## Aim
Copy out the data below word for word, from the first line up to and including the line with "335, 92, 350]".

## Records shown
▼▼▼

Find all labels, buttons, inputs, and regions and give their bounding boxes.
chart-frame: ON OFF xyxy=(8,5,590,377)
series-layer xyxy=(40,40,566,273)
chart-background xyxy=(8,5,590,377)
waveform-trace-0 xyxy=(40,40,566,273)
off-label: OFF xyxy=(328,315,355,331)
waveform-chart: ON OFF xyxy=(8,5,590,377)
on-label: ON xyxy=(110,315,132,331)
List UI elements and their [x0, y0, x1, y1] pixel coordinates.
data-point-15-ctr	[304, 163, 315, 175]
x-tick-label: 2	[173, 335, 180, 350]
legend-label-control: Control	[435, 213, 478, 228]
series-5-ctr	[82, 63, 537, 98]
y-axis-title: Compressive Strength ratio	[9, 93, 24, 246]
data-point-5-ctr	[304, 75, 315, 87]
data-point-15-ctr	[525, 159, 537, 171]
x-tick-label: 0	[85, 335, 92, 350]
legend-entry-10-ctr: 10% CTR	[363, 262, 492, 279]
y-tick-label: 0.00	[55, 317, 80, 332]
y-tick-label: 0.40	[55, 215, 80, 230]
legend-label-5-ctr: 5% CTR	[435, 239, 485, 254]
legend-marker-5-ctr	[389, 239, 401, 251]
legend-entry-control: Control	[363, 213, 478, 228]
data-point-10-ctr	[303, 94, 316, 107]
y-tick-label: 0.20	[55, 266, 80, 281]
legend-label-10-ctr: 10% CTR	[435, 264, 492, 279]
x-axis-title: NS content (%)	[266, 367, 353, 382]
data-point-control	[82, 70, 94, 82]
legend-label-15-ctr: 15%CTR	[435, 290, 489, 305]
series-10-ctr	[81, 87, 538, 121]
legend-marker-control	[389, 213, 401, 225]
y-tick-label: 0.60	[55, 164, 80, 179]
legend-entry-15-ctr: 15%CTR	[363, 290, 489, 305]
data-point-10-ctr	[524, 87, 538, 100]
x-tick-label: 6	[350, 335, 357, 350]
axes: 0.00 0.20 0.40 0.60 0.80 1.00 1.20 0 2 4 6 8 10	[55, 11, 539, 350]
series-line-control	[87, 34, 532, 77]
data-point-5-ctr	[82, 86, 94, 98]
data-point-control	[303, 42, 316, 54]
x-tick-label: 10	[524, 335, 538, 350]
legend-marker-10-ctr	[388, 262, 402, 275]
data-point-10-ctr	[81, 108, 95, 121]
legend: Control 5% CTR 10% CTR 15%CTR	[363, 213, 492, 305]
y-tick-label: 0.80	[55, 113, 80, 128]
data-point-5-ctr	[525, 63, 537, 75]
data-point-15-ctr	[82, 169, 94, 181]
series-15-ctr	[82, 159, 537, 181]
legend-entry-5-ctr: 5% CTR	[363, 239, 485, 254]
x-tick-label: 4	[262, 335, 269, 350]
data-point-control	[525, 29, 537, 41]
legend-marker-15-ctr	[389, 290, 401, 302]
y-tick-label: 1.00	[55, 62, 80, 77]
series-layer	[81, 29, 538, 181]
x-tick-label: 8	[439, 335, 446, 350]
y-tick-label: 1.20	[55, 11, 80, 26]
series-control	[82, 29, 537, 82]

▲▲▲

## The result
Find all labels, buttons, inputs, and regions and give their bounding boxes.
chart-frame: ON OFF xyxy=(8,5,590,377)
series-layer xyxy=(40,40,566,273)
chart-background xyxy=(8,5,590,377)
waveform-trace-0 xyxy=(40,40,566,273)
off-label: OFF xyxy=(328,315,355,331)
waveform-chart: ON OFF xyxy=(8,5,590,377)
on-label: ON xyxy=(110,315,132,331)
List UI elements and their [x0, y0, x1, y1] pixel coordinates.
data-point-15-ctr	[304, 163, 315, 175]
x-tick-label: 2	[173, 335, 180, 350]
legend-label-control: Control	[435, 213, 478, 228]
series-5-ctr	[82, 63, 537, 98]
y-axis-title: Compressive Strength ratio	[9, 93, 24, 246]
data-point-5-ctr	[304, 75, 315, 87]
data-point-15-ctr	[525, 159, 537, 171]
x-tick-label: 0	[85, 335, 92, 350]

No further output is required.